--- start of Source data ---
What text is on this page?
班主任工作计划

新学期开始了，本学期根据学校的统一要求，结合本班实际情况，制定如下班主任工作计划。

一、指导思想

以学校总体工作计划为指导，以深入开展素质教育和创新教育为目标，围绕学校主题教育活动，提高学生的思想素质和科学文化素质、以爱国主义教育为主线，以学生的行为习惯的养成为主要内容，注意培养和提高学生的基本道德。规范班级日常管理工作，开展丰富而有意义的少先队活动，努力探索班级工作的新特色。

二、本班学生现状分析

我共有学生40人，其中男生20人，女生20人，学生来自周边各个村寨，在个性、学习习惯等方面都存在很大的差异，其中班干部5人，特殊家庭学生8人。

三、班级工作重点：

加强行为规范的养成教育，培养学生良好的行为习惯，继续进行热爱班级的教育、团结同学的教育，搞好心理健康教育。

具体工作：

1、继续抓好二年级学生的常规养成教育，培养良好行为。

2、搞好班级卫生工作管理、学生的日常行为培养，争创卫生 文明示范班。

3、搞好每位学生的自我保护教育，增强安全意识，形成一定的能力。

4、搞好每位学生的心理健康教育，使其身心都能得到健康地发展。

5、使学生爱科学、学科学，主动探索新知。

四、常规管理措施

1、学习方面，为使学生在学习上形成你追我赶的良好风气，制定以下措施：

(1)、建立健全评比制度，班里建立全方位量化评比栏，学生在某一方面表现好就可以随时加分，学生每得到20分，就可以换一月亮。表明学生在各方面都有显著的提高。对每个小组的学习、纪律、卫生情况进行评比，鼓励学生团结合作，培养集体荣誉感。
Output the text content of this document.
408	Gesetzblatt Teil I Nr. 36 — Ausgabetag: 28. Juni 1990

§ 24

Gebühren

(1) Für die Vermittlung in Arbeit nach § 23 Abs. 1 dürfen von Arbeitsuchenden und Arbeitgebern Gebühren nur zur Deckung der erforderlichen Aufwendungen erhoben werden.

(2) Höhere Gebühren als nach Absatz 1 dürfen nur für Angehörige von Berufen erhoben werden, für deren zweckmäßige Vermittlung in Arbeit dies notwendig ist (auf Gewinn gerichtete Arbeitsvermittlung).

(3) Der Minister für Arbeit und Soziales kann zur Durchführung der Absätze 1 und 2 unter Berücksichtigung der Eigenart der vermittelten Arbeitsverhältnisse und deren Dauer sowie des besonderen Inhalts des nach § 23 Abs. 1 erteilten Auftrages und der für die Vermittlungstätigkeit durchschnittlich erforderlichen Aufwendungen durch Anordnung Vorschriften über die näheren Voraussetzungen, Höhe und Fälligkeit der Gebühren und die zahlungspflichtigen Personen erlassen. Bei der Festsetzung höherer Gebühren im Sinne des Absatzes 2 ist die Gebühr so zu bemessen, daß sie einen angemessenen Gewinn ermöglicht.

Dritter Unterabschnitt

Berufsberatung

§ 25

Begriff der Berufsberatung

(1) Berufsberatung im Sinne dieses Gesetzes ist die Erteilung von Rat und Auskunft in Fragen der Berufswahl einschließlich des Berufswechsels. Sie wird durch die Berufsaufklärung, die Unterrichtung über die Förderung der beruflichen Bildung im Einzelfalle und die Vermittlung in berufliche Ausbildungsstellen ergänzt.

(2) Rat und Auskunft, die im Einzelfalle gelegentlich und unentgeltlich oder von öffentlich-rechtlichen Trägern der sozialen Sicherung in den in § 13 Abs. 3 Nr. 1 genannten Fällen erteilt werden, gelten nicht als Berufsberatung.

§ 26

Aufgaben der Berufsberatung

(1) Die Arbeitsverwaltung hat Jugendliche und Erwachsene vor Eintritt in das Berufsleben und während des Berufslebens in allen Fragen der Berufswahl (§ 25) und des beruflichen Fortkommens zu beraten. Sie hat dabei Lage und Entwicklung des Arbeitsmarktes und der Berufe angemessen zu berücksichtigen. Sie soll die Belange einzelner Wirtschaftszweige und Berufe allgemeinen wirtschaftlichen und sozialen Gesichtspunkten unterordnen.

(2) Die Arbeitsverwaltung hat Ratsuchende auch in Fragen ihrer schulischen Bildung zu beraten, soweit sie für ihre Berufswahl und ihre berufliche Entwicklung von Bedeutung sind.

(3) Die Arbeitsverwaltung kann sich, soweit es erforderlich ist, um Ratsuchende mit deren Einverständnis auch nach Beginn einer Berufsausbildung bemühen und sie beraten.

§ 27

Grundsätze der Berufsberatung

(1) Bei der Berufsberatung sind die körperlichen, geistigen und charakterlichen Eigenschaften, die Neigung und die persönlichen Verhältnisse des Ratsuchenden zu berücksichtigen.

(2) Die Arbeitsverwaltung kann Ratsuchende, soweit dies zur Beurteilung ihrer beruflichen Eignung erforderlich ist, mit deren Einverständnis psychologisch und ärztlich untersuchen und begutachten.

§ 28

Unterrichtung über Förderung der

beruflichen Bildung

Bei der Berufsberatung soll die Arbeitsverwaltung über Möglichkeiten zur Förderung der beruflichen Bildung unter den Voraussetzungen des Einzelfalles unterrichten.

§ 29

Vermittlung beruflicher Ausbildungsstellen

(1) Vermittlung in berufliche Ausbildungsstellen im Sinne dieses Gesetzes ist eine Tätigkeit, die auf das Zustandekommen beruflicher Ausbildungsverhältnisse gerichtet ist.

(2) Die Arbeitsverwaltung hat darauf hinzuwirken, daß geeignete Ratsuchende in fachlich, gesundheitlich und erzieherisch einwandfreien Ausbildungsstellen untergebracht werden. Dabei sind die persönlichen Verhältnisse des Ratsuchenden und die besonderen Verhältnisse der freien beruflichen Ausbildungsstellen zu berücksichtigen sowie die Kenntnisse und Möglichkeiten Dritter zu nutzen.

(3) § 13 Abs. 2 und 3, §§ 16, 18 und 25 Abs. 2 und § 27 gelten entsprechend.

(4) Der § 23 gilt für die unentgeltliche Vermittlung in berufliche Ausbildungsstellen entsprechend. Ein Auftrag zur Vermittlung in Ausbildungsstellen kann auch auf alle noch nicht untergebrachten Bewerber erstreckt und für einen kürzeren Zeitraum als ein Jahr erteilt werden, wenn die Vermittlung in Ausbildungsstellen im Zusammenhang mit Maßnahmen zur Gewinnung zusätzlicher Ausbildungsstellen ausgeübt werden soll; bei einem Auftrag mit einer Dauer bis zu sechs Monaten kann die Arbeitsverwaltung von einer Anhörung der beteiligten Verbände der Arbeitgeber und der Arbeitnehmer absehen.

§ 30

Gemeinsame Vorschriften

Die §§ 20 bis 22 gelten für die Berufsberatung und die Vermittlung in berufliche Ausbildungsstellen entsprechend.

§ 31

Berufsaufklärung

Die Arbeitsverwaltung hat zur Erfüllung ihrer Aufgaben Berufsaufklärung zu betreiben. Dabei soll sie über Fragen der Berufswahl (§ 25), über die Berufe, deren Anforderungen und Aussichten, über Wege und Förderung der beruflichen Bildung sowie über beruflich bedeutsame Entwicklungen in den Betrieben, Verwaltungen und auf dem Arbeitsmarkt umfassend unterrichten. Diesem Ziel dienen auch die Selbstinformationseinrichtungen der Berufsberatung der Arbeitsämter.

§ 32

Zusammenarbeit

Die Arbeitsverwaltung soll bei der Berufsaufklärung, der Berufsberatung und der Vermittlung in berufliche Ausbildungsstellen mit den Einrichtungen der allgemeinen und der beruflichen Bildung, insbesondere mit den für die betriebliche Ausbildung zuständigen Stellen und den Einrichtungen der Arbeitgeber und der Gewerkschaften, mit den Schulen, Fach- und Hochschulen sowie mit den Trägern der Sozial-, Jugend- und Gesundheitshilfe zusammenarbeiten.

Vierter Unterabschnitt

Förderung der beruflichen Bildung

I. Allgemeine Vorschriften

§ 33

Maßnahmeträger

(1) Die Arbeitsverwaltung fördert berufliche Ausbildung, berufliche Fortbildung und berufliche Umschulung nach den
--- end of Source data ---
● **Directive**: Show all lines from the data above in which the word "Möglichkeiten" appears.

● **Expected output**:
Bei der Berufsberatung soll die Arbeitsverwaltung über Möglichkeiten zur Förderung der beruflichen Bildung unter den Voraussetzungen des Einzelfalles unterrichten.
(2) Die Arbeitsverwaltung hat darauf hinzuwirken, daß geeignete Ratsuchende in fachlich, gesundheitlich und erzieherisch einwandfreien Ausbildungsstellen untergebracht werden. Dabei sind die persönlichen Verhältnisse des Ratsuchenden und die besonderen Verhältnisse der freien beruflichen Ausbildungsstellen zu berücksichtigen sowie die Kenntnisse und Möglichkeiten Dritter zu nutzen.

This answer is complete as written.